→ WHAT TO DO
Return each line containing the string "Left".

→ Data excerpts
__________________________________________________

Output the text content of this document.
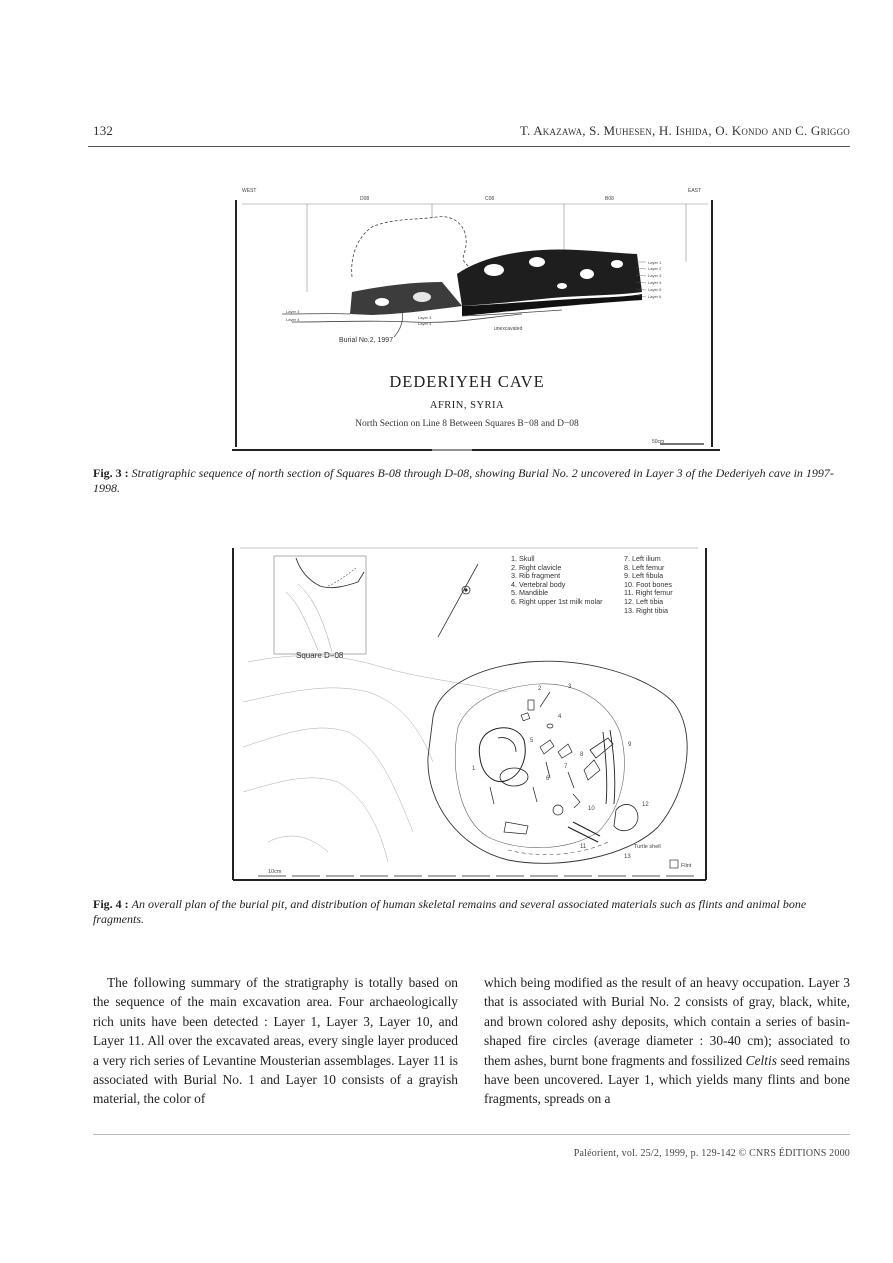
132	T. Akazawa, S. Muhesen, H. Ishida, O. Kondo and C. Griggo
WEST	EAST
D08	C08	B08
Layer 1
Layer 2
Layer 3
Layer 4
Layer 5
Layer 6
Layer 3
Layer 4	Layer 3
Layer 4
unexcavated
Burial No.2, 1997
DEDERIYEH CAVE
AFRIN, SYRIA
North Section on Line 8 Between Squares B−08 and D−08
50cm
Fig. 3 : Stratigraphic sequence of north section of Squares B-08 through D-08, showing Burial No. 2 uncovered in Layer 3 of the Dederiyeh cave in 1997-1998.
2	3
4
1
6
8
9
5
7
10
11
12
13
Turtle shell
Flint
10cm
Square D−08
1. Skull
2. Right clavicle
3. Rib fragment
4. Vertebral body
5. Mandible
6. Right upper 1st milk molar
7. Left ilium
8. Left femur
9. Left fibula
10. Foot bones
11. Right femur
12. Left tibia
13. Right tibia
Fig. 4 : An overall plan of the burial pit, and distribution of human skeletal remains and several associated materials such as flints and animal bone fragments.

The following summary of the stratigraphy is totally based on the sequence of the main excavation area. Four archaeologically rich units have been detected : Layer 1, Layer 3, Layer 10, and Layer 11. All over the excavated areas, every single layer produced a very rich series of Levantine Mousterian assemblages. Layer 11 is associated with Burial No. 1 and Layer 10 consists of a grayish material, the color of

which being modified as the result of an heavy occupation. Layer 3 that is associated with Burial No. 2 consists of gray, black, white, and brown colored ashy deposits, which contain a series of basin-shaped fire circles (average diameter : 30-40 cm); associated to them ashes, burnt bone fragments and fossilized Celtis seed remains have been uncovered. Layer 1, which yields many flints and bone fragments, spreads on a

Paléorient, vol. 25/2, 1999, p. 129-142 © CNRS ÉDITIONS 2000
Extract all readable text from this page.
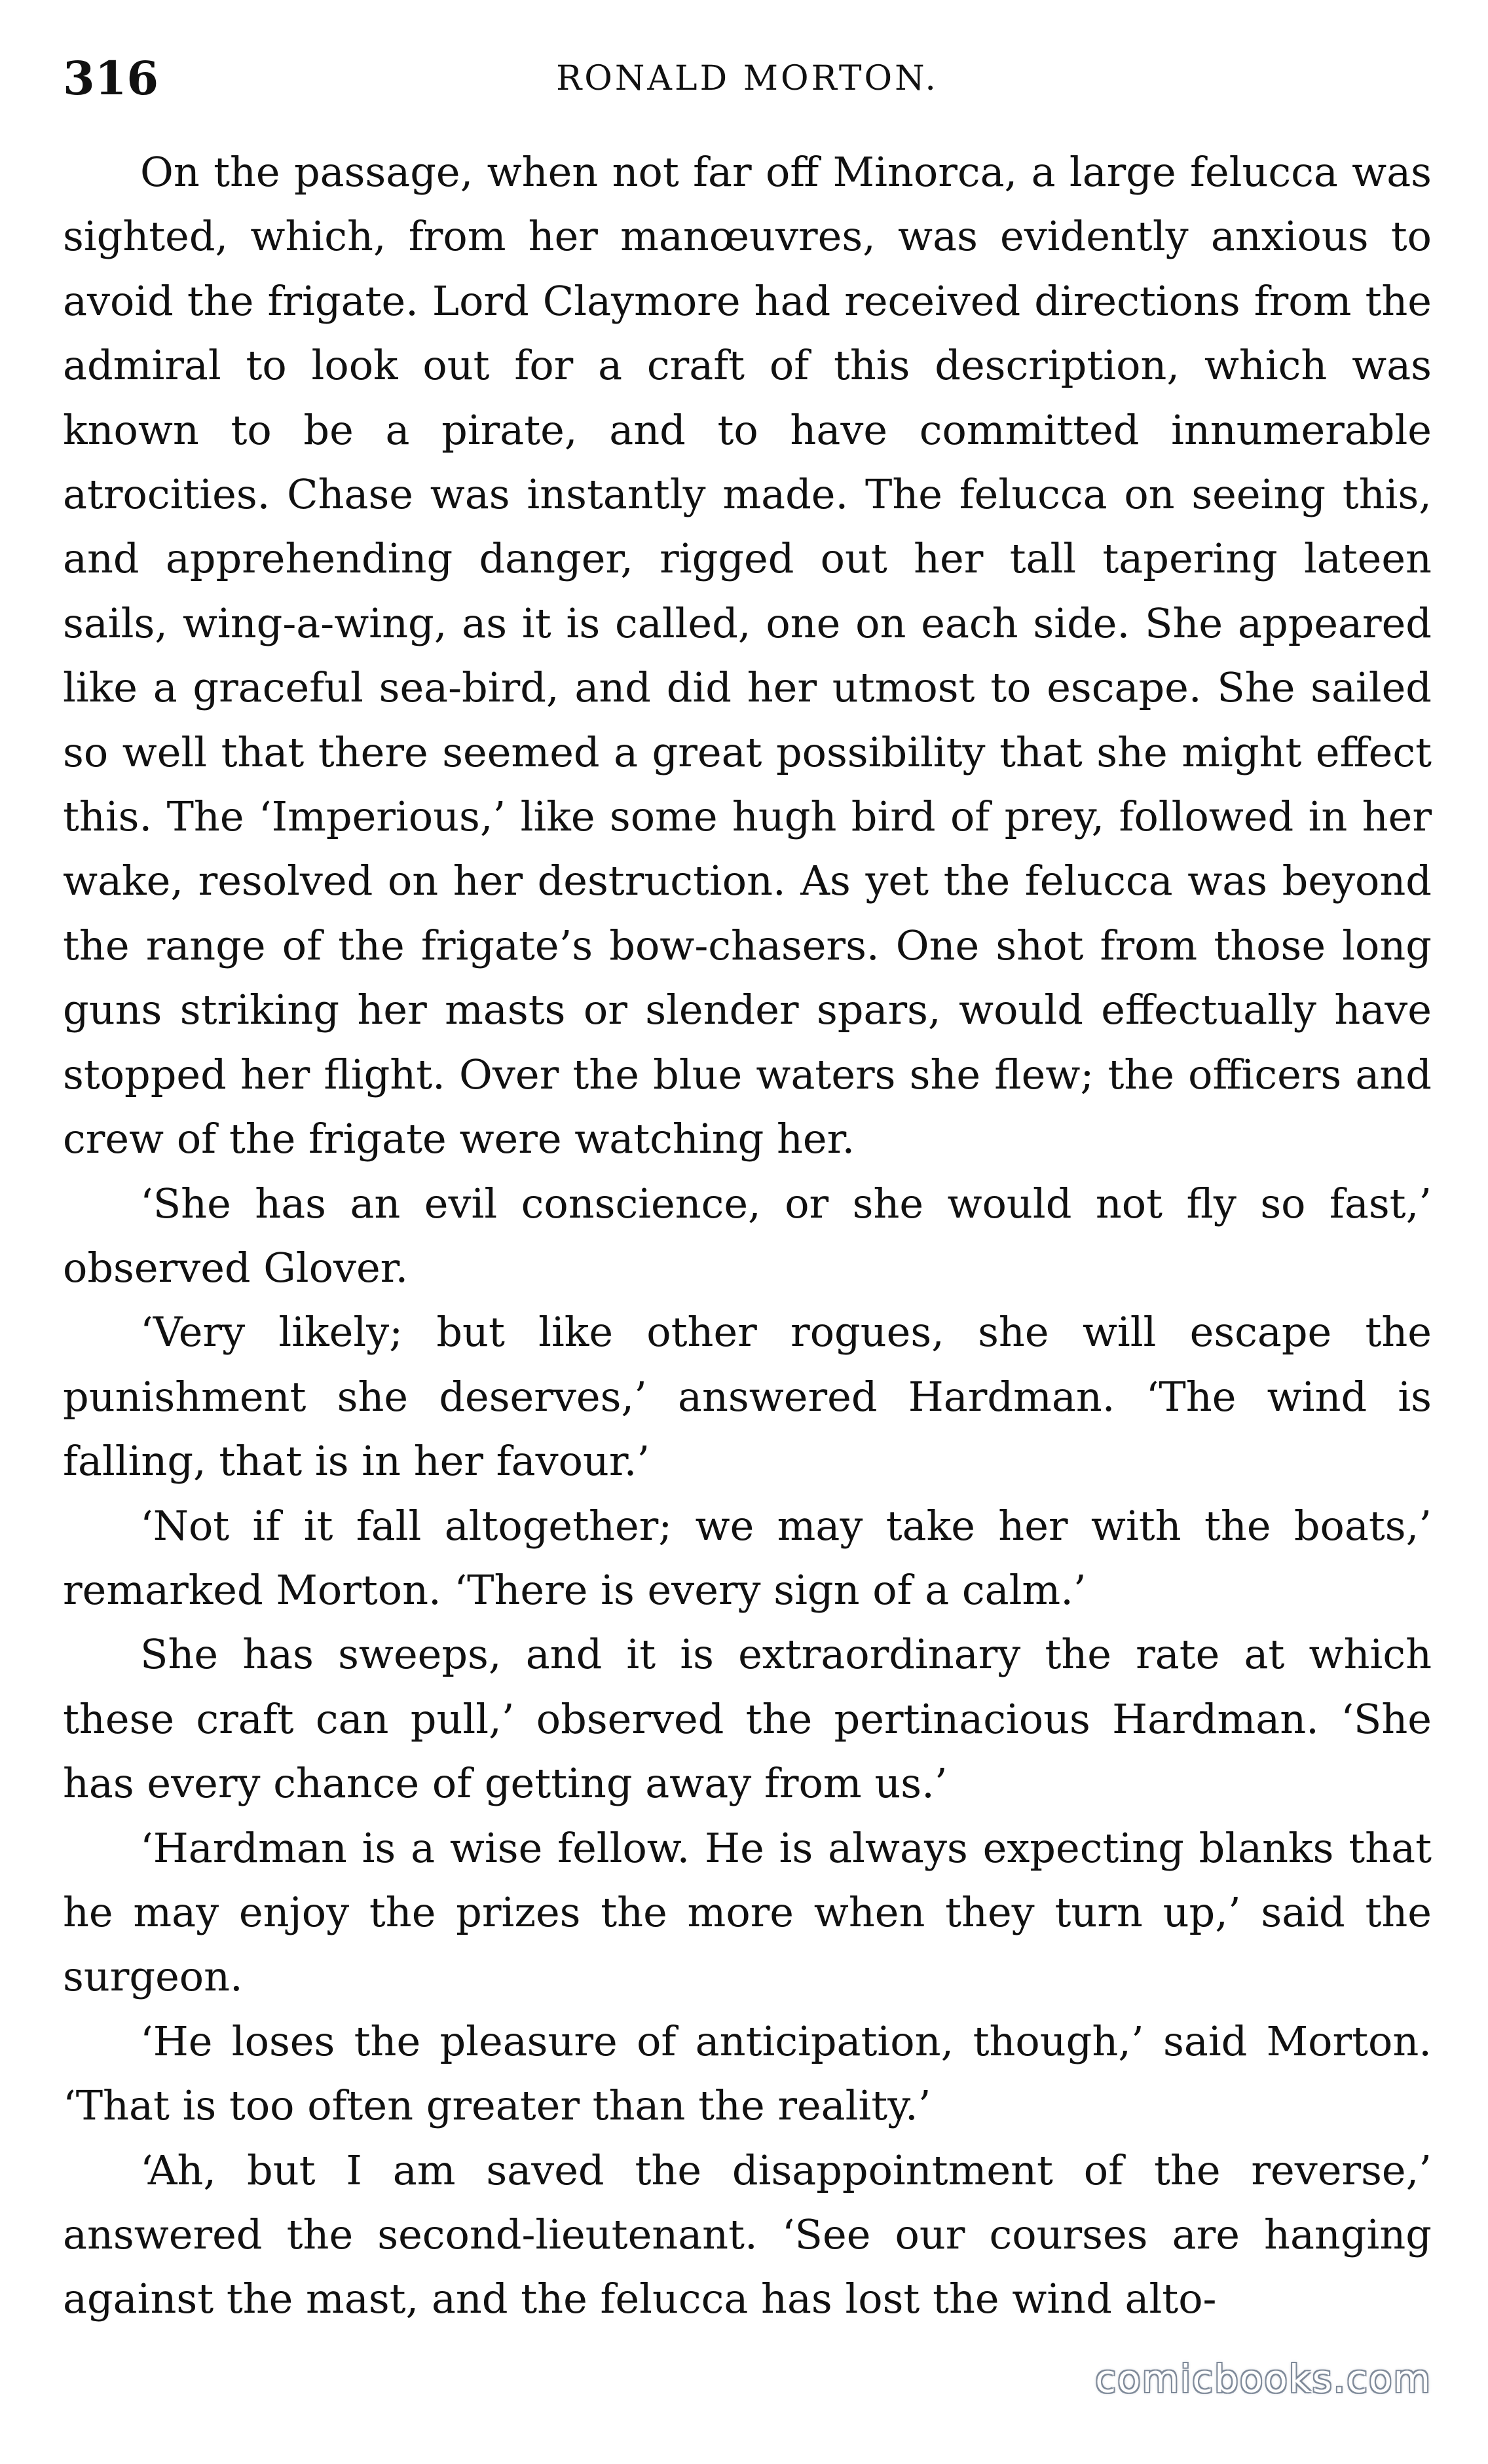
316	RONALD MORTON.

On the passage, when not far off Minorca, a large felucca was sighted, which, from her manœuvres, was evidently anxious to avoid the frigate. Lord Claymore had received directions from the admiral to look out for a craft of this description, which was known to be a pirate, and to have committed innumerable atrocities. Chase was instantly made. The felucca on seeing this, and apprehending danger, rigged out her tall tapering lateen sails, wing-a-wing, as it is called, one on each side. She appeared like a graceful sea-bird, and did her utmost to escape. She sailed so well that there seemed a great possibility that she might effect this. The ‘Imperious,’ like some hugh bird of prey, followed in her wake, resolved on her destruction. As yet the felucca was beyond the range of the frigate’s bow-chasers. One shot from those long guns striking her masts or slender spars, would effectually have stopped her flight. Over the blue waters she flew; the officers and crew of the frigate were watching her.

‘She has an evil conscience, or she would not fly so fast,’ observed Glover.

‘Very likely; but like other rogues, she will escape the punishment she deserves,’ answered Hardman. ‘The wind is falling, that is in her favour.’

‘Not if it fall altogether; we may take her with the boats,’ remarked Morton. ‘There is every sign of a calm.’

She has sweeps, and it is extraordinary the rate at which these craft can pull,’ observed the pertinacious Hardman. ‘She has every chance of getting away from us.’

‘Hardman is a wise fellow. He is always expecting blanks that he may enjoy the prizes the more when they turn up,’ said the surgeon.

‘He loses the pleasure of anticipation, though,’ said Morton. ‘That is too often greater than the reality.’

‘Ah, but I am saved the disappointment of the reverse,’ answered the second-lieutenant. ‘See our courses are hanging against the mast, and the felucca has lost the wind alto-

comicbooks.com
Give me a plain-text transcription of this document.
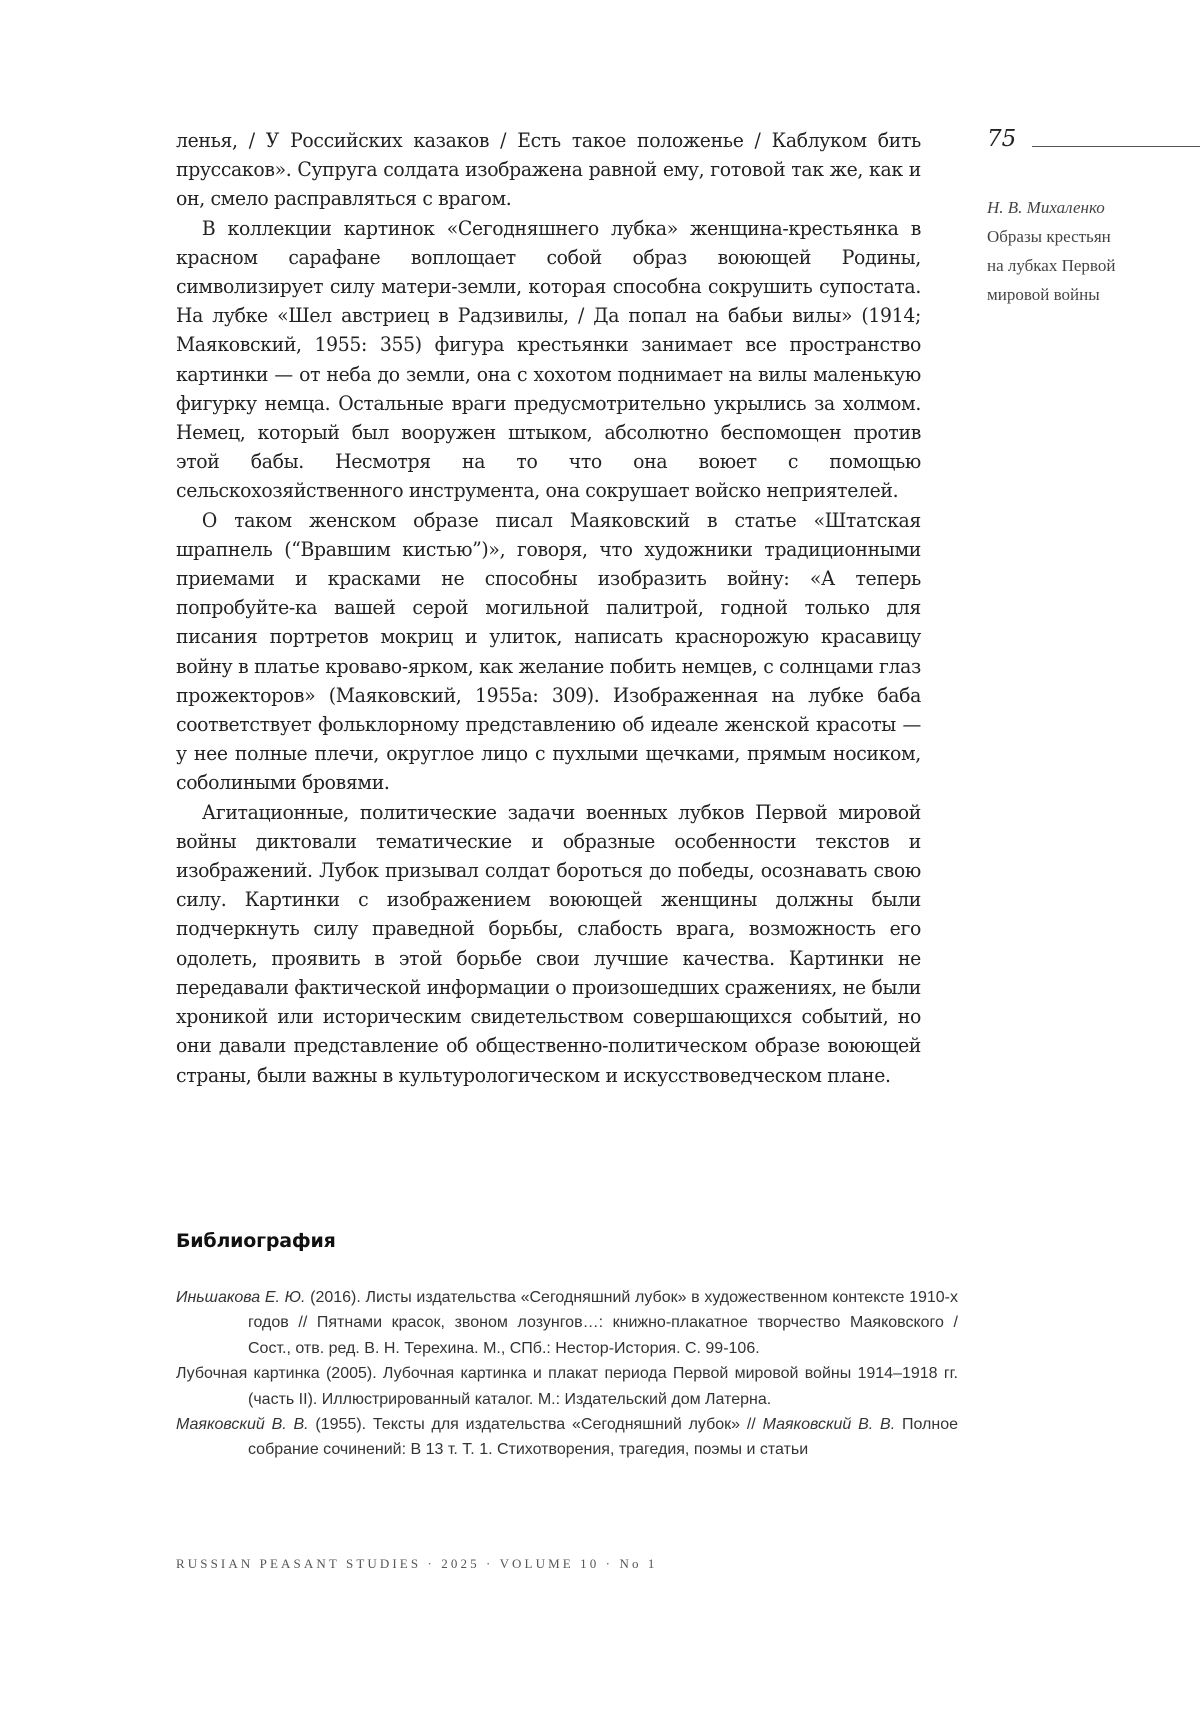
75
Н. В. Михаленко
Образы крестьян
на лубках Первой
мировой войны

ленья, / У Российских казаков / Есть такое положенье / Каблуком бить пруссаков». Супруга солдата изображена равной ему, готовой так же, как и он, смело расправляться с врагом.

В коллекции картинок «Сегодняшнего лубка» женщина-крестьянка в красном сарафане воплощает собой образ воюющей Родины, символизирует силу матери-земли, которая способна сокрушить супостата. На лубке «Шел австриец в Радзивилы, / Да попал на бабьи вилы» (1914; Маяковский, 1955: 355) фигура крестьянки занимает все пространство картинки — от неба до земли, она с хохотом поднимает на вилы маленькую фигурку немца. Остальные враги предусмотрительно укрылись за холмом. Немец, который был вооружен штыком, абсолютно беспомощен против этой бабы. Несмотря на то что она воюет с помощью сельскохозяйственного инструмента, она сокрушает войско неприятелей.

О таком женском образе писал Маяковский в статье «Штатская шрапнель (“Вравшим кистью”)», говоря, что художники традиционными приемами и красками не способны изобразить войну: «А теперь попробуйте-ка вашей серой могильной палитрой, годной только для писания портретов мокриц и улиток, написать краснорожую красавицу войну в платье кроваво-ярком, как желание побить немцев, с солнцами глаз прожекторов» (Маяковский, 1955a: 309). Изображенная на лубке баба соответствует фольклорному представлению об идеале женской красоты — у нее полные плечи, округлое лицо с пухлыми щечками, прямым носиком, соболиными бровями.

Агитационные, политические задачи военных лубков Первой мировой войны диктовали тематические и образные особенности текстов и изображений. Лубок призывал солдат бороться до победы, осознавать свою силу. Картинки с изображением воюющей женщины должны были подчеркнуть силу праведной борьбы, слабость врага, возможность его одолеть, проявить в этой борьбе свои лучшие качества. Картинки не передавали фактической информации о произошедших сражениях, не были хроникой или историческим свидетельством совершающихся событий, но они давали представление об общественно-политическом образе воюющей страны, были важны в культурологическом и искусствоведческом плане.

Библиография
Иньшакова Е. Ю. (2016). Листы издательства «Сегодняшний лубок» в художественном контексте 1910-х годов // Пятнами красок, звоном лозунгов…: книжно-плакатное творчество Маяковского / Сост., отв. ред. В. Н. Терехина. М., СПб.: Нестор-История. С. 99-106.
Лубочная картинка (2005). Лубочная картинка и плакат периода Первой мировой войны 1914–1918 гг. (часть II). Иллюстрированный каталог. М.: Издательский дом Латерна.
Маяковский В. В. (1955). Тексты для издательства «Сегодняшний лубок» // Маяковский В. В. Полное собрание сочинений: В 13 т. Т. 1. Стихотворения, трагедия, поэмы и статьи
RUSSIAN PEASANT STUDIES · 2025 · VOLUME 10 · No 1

__________________________________________________

→ COMPLETE RESPONSE
7. Left ilium
8. Left femur
9. Left fibula
12. Left tibia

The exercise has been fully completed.